Request: Among the lines below, count those with "Employment". Give only the number.

Recorded information:
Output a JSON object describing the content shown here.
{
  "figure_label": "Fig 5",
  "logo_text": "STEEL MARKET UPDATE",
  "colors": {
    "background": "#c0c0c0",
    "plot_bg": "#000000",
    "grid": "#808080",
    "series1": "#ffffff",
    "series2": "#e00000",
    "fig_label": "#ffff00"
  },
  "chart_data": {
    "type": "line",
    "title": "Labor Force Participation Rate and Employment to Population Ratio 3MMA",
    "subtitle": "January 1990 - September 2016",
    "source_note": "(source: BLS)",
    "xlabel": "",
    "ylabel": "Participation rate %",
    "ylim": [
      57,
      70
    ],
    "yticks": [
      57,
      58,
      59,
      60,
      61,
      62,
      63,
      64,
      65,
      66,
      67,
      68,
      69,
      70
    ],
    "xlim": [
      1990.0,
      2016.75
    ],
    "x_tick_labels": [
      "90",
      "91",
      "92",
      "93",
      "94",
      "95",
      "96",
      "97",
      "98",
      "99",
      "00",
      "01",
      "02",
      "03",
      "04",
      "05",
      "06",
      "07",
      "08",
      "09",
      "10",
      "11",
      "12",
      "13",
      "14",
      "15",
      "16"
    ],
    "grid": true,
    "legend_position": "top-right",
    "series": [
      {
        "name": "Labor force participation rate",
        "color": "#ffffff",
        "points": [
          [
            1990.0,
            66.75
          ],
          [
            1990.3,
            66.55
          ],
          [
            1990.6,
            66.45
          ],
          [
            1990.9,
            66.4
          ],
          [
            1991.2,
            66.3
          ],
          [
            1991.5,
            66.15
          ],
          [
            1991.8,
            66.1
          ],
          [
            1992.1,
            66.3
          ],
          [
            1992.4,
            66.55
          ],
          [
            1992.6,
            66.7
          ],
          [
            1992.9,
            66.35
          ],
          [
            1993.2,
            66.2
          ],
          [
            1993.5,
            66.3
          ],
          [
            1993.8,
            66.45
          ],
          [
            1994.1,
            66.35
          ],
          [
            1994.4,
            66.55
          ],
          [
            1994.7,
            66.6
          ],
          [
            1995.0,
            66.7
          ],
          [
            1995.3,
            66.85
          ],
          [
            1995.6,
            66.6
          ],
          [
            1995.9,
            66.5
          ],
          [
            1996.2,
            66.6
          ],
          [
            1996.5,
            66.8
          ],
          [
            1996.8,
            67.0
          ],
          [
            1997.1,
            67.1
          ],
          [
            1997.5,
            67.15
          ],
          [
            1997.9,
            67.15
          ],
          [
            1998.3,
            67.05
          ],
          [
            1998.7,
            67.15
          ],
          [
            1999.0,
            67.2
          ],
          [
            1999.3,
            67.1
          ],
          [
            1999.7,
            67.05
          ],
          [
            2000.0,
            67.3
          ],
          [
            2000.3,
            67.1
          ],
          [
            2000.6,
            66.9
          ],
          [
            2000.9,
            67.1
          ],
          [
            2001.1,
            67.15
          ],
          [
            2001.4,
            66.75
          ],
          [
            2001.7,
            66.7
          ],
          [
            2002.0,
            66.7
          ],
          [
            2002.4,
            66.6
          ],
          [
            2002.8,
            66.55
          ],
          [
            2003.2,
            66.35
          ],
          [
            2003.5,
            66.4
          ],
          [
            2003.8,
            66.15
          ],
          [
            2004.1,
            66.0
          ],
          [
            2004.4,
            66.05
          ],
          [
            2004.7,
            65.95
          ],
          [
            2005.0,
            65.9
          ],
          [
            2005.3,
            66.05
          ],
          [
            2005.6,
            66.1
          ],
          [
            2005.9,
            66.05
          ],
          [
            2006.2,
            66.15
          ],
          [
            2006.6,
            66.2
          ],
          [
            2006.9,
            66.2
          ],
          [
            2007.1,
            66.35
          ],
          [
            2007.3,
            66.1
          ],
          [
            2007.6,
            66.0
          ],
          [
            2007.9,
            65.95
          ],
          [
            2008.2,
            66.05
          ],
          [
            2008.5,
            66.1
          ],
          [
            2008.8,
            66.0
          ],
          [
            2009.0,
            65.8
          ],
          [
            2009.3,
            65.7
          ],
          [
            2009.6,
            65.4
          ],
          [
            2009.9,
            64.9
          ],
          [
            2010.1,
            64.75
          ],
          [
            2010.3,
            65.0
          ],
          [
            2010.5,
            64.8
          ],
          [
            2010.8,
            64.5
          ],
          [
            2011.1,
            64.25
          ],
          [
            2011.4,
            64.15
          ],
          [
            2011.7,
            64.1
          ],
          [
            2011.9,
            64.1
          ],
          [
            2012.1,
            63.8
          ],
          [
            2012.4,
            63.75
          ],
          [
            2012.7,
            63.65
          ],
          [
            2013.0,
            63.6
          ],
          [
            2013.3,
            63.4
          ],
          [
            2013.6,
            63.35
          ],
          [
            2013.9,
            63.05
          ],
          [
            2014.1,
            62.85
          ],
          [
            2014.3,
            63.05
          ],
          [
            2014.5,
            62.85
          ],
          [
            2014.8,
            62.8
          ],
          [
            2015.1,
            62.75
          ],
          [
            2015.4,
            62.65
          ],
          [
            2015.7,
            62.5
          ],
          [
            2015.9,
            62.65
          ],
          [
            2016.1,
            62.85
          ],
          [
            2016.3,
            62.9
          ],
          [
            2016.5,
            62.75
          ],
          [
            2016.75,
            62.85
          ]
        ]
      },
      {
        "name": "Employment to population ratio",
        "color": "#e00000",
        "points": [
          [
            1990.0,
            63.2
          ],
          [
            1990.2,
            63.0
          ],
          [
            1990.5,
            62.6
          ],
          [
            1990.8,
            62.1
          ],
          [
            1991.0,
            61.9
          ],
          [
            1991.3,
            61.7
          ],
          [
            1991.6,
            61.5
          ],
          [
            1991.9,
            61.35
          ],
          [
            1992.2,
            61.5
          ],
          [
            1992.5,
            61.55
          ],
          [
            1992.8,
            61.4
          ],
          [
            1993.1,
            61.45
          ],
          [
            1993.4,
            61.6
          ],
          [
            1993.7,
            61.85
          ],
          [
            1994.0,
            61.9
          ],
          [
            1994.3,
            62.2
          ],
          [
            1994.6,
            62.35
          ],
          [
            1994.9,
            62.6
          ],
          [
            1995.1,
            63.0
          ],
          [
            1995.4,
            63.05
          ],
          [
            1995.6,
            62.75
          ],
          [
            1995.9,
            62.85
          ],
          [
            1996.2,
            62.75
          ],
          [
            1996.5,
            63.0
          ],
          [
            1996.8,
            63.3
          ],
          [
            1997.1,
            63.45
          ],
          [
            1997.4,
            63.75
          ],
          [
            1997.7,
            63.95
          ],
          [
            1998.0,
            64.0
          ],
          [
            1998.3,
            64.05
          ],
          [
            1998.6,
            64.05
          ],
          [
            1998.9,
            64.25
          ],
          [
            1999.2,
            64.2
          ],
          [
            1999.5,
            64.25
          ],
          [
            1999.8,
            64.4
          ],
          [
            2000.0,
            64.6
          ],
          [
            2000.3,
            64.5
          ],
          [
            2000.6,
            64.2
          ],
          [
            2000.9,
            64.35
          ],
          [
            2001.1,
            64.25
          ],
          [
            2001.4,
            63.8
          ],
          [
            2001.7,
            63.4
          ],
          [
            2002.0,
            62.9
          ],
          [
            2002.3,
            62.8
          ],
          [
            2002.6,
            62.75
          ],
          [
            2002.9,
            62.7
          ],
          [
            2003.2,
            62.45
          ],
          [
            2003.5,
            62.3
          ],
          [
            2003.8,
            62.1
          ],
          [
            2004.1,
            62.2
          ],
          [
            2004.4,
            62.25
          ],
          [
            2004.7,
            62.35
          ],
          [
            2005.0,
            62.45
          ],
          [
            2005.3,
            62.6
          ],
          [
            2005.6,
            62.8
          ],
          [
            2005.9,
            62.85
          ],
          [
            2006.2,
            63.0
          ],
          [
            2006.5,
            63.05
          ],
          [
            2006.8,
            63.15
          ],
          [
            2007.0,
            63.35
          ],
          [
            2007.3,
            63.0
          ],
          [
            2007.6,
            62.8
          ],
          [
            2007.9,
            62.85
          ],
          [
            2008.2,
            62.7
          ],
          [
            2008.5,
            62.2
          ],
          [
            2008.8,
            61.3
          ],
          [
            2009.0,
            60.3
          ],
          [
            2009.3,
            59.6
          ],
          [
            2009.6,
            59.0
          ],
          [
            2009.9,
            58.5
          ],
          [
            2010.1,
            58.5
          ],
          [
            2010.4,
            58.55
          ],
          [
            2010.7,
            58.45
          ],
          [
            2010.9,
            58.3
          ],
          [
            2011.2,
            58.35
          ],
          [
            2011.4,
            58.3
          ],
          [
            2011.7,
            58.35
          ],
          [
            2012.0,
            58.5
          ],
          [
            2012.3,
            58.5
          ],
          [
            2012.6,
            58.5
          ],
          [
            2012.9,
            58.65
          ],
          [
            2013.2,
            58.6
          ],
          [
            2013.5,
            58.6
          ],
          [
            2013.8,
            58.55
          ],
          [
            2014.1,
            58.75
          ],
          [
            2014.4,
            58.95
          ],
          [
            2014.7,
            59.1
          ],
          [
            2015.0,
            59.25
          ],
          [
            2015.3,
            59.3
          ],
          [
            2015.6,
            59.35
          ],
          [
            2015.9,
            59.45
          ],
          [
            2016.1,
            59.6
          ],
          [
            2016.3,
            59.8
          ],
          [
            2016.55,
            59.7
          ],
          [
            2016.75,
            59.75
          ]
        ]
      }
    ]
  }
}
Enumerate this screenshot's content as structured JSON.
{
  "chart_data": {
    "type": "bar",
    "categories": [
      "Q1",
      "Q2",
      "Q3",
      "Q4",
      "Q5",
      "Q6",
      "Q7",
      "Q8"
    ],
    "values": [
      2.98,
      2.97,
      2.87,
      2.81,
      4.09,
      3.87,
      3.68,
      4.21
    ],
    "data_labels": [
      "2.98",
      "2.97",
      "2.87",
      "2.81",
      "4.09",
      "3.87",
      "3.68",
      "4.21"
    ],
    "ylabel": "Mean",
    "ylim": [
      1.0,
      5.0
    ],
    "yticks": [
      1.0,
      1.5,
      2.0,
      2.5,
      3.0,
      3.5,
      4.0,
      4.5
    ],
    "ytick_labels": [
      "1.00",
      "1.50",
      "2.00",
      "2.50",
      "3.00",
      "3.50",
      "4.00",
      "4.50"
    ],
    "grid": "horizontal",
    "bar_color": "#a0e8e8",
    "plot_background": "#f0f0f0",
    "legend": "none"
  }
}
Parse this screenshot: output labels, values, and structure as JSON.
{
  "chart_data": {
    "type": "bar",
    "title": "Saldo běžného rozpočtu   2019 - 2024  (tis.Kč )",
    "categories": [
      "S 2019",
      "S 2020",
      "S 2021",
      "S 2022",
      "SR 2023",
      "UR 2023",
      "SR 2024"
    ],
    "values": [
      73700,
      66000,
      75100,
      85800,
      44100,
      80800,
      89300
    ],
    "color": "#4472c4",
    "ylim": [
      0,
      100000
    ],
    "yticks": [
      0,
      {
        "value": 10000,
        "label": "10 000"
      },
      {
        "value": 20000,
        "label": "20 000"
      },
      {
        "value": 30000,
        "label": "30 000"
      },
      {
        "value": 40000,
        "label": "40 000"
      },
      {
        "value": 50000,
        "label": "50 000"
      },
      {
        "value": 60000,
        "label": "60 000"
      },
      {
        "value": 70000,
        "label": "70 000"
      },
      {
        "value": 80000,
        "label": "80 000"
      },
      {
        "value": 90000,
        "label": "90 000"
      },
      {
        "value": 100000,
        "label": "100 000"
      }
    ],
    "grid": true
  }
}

Response to the task: 2